* WHAT THE EXERCISE ASKS: How many lines in the entries below contain "during"? Answer with the number only.
↓
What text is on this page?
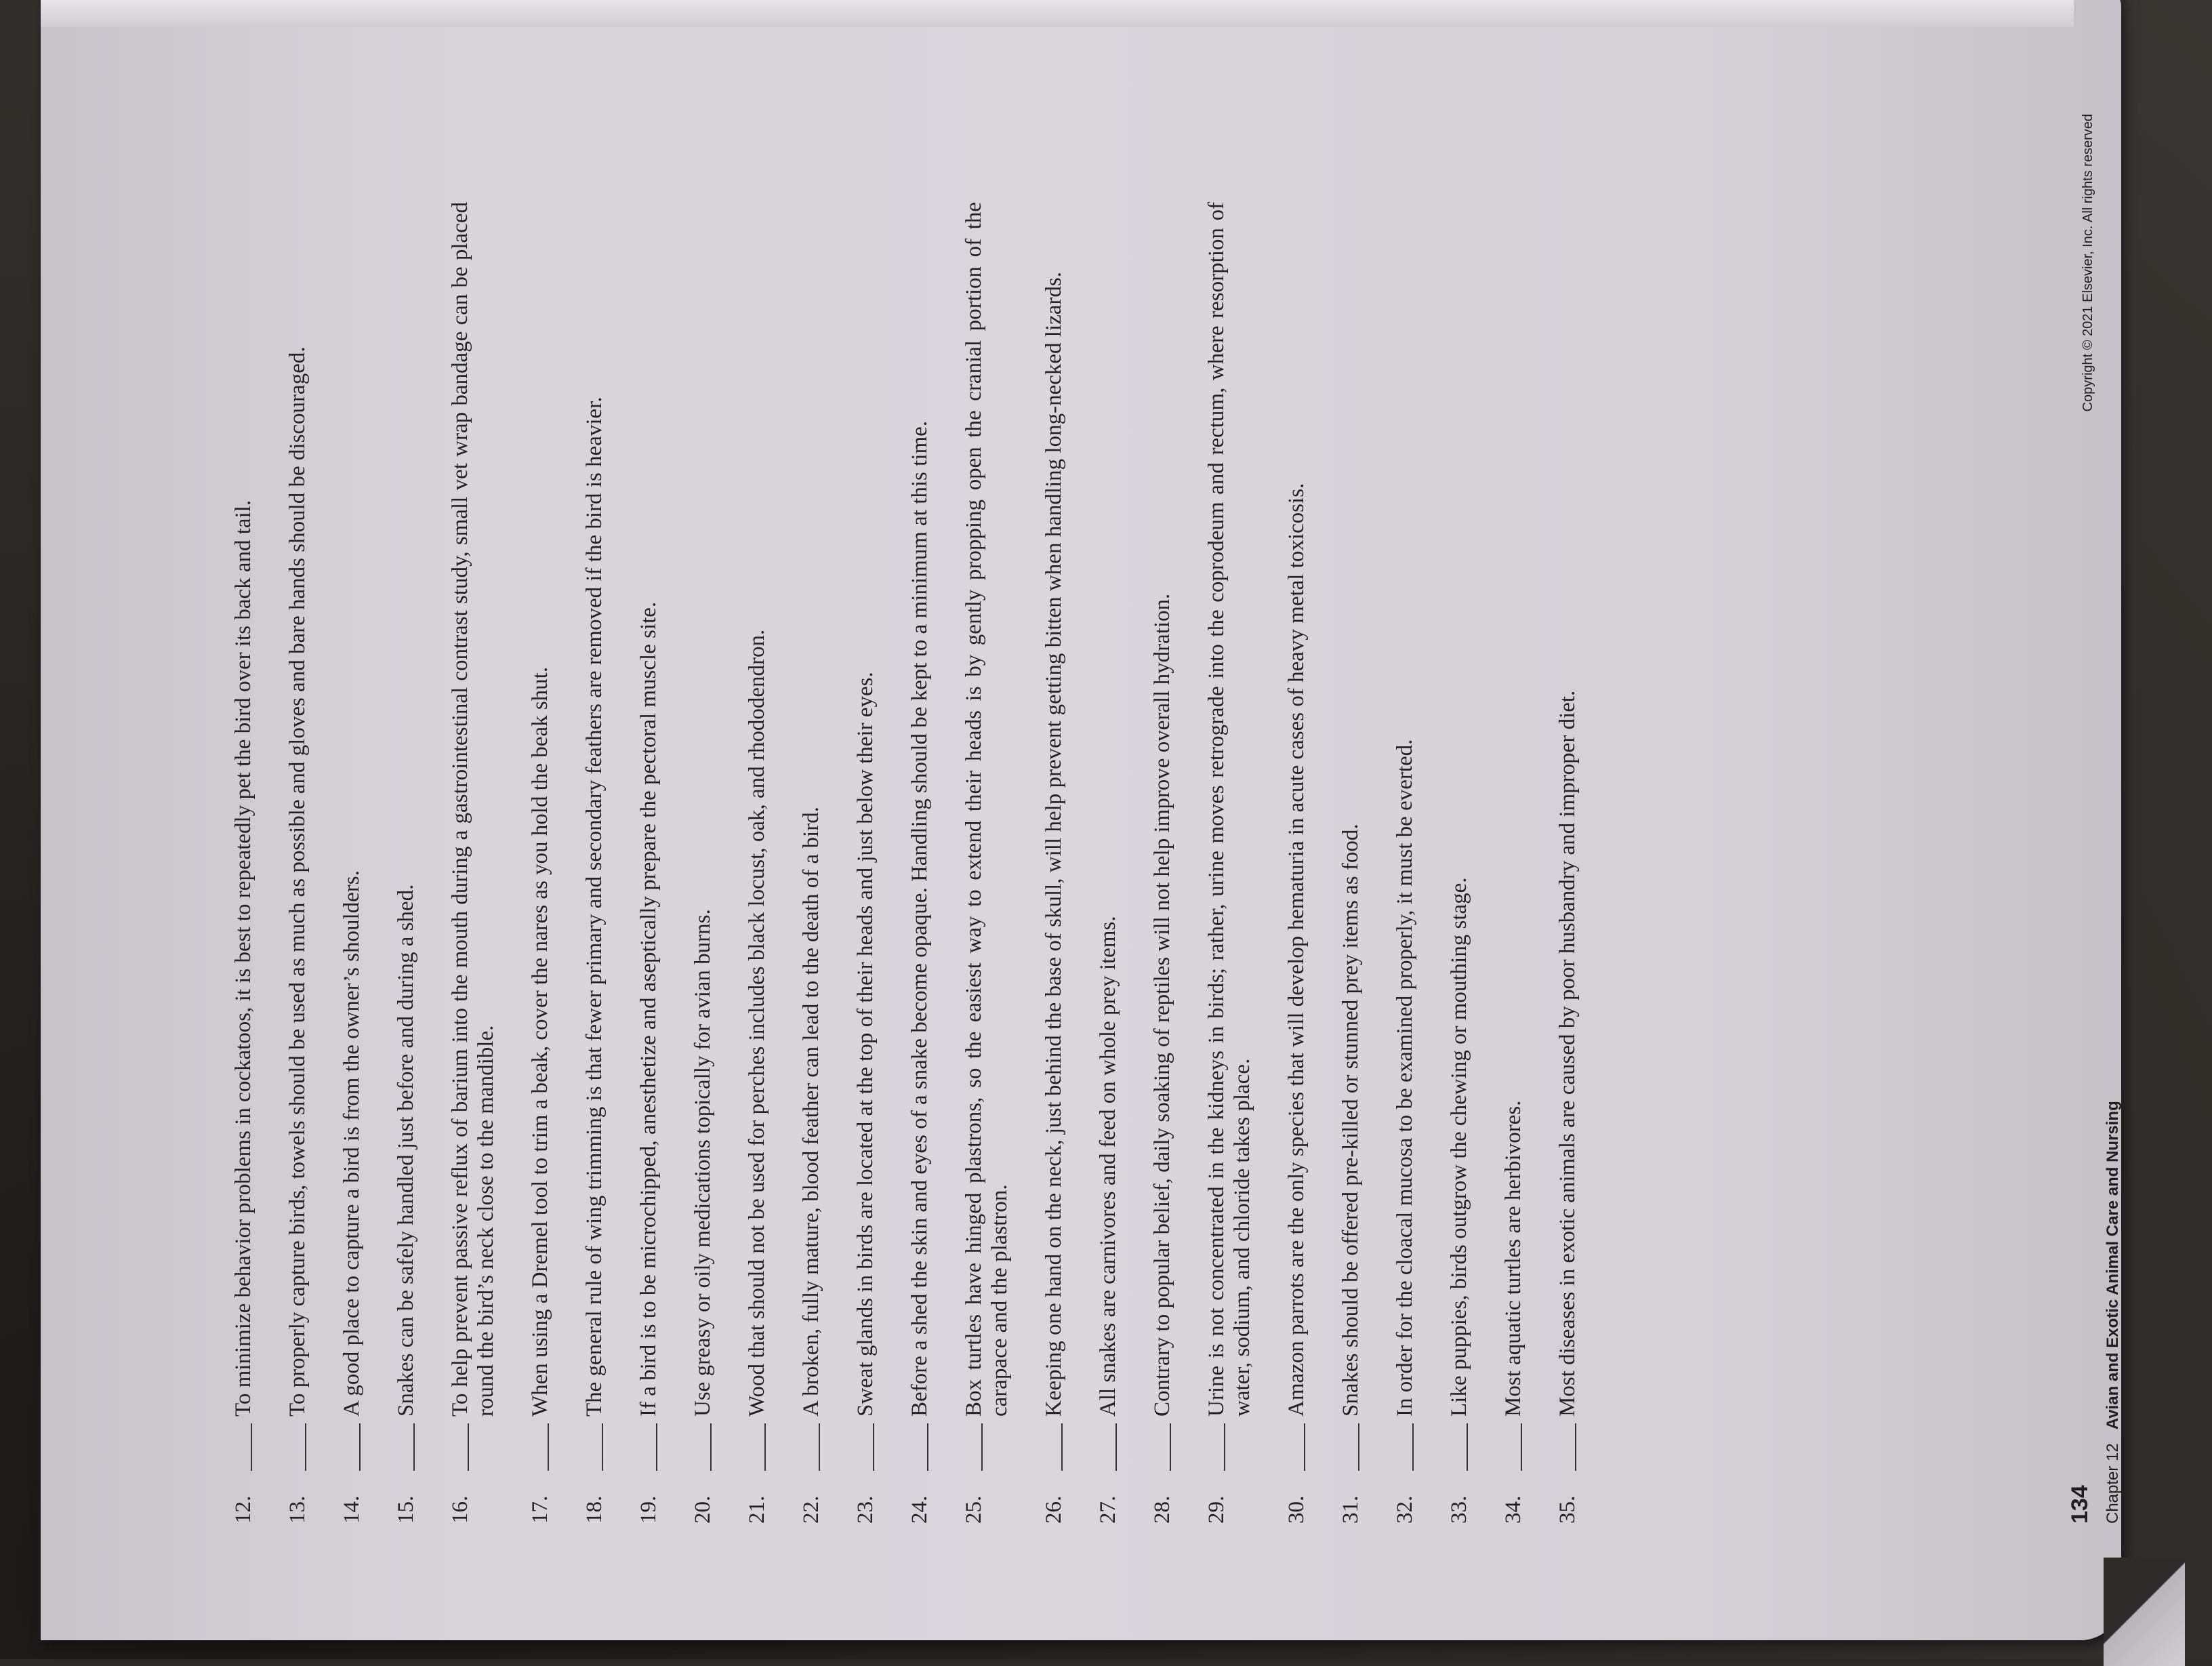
12.
To minimize behavior problems in cockatoos, it is best to repeatedly pet the bird over its back and tail.
13.
To properly capture birds, towels should be used as much as possible and gloves and bare hands should be discouraged.
14.
A good place to capture a bird is from the owner’s shoulders.
15.
Snakes can be safely handled just before and during a shed.
16.
To help prevent passive reflux of barium into the mouth during a gastrointestinal contrast study, small vet wrap bandage can be placed round the bird’s neck close to the mandible.
17.
When using a Dremel tool to trim a beak, cover the nares as you hold the beak shut.
18.
The general rule of wing trimming is that fewer primary and secondary feathers are removed if the bird is heavier.
19.
If a bird is to be microchipped, anesthetize and aseptically prepare the pectoral muscle site.
20.
Use greasy or oily medications topically for avian burns.
21.
Wood that should not be used for perches includes black locust, oak, and rhododendron.
22.
A broken, fully mature, blood feather can lead to the death of a bird.
23.
Sweat glands in birds are located at the top of their heads and just below their eyes.
24.
Before a shed the skin and eyes of a snake become opaque. Handling should be kept to a minimum at this time.
25.
Box turtles have hinged plastrons, so the easiest way to extend their heads is by gently propping open the cranial portion of the carapace and the plastron.
26.
Keeping one hand on the neck, just behind the base of skull, will help prevent getting bitten when handling long-necked lizards.
27.
All snakes are carnivores and feed on whole prey items.
28.
Contrary to popular belief, daily soaking of reptiles will not help improve overall hydration.
29.
Urine is not concentrated in the kidneys in birds; rather, urine moves retrograde into the coprodeum and rectum, where resorption of water, sodium, and chloride takes place.
30.
Amazon parrots are the only species that will develop hematuria in acute cases of heavy metal toxicosis.
31.
Snakes should be offered pre-killed or stunned prey items as food.
32.
In order for the cloacal mucosa to be examined properly, it must be everted.
33.
Like puppies, birds outgrow the chewing or mouthing stage.
34.
Most aquatic turtles are herbivores.
35.
Most diseases in exotic animals are caused by poor husbandry and improper diet.
134 Chapter 12   Avian and Exotic Animal Care and Nursing
Copyright © 2021 Elsevier, Inc. All rights reserved
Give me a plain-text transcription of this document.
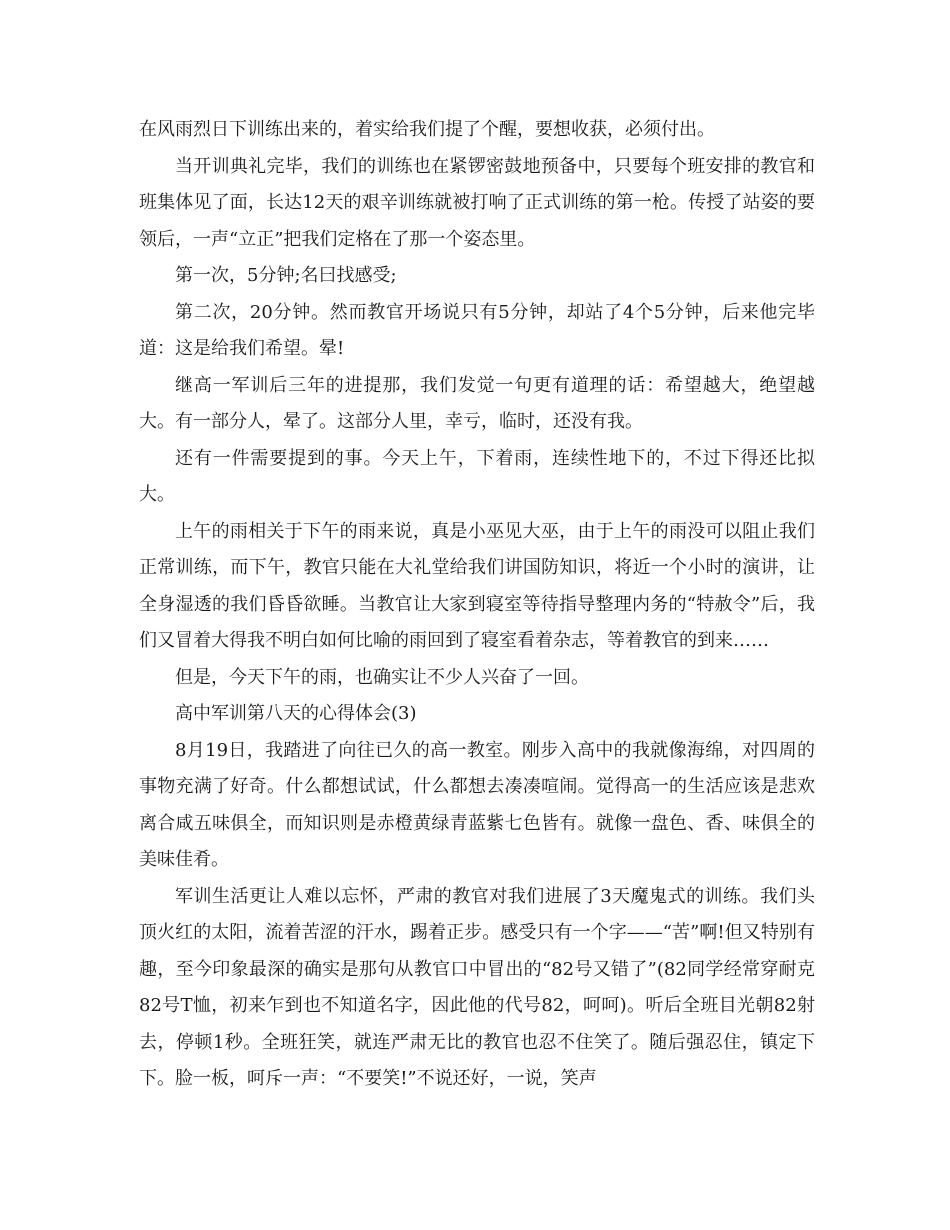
在风雨烈日下训练出来的，着实给我们提了个醒，要想收获，必须付出。

当开训典礼完毕，我们的训练也在紧锣密鼓地预备中，只要每个班安排的教官和班集体见了面，长达12天的艰辛训练就被打响了正式训练的第一枪。传授了站姿的要领后，一声“立正”把我们定格在了那一个姿态里。

第一次，5分钟;名曰找感受;

第二次，20分钟。然而教官开场说只有5分钟，却站了4个5分钟，后来他完毕道：这是给我们希望。晕!

继高一军训后三年的进提那，我们发觉一句更有道理的话：希望越大，绝望越大。有一部分人，晕了。这部分人里，幸亏，临时，还没有我。

还有一件需要提到的事。今天上午，下着雨，连续性地下的，不过下得还比拟大。

上午的雨相关于下午的雨来说，真是小巫见大巫，由于上午的雨没可以阻止我们正常训练，而下午，教官只能在大礼堂给我们讲国防知识，将近一个小时的演讲，让全身湿透的我们昏昏欲睡。当教官让大家到寝室等待指导整理内务的“特赦令”后，我们又冒着大得我不明白如何比喻的雨回到了寝室看着杂志，等着教官的到来……

但是，今天下午的雨，也确实让不少人兴奋了一回。

高中军训第八天的心得体会(3)

8月19日，我踏进了向往已久的高一教室。刚步入高中的我就像海绵，对四周的事物充满了好奇。什么都想试试，什么都想去凑凑喧闹。觉得高一的生活应该是悲欢离合咸五味俱全，而知识则是赤橙黄绿青蓝紫七色皆有。就像一盘色、香、味俱全的美味佳肴。

军训生活更让人难以忘怀，严肃的教官对我们进展了3天魔鬼式的训练。我们头顶火红的太阳，流着苦涩的汗水，踢着正步。感受只有一个字——“苦”啊!但又特别有趣，至今印象最深的确实是那句从教官口中冒出的“82号又错了”(82同学经常穿耐克82号T恤，初来乍到也不知道名字，因此他的代号82，呵呵)。听后全班目光朝82射去，停顿1秒。全班狂笑，就连严肃无比的教官也忍不住笑了。随后强忍住，镇定下下。脸一板，呵斥一声：“不要笑!”不说还好，一说，笑声
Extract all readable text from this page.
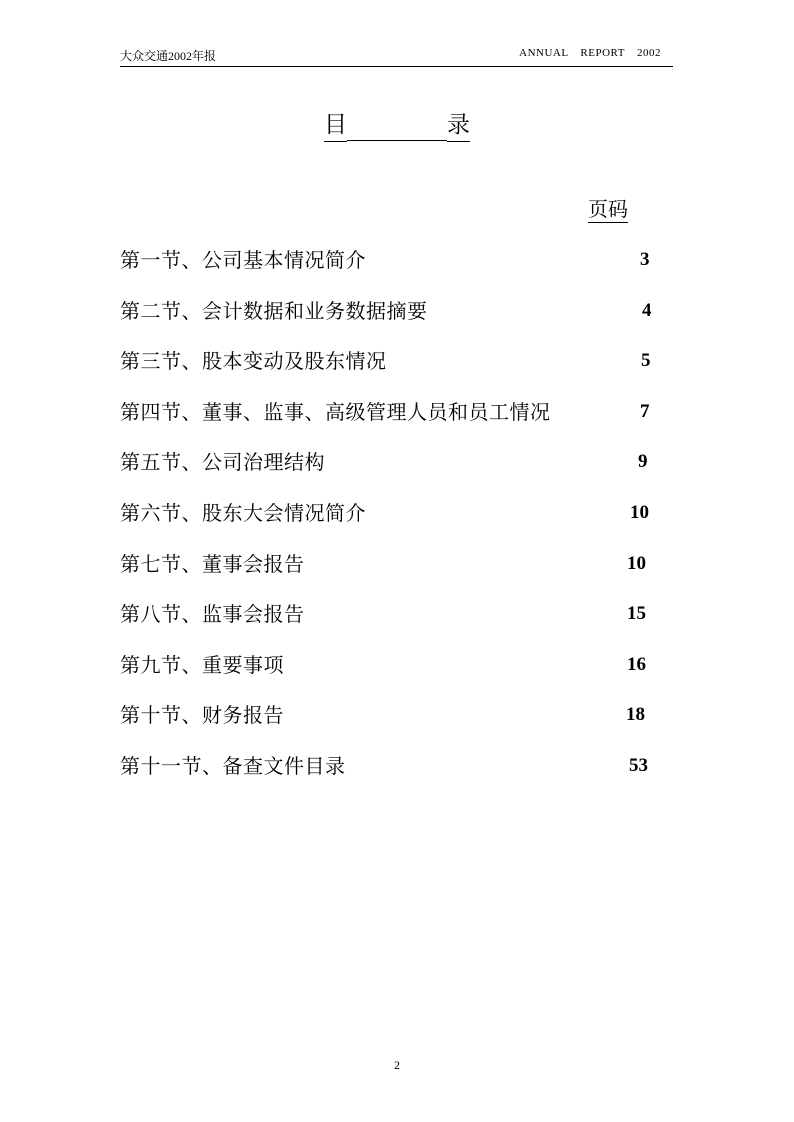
大众交通2002年报	ANNUAL REPORT 2002
目	录
页码
第一节、公司基本情况简介	3
第二节、会计数据和业务数据摘要	4
第三节、股本变动及股东情况	5
第四节、董事、监事、高级管理人员和员工情况	7
第五节、公司治理结构	9
第六节、股东大会情况简介	10
第七节、董事会报告	10
第八节、监事会报告	15
第九节、重要事项	16
第十节、财务报告	18
第十一节、备查文件目录	53
2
↑
* EXERCISE ANSWER: 2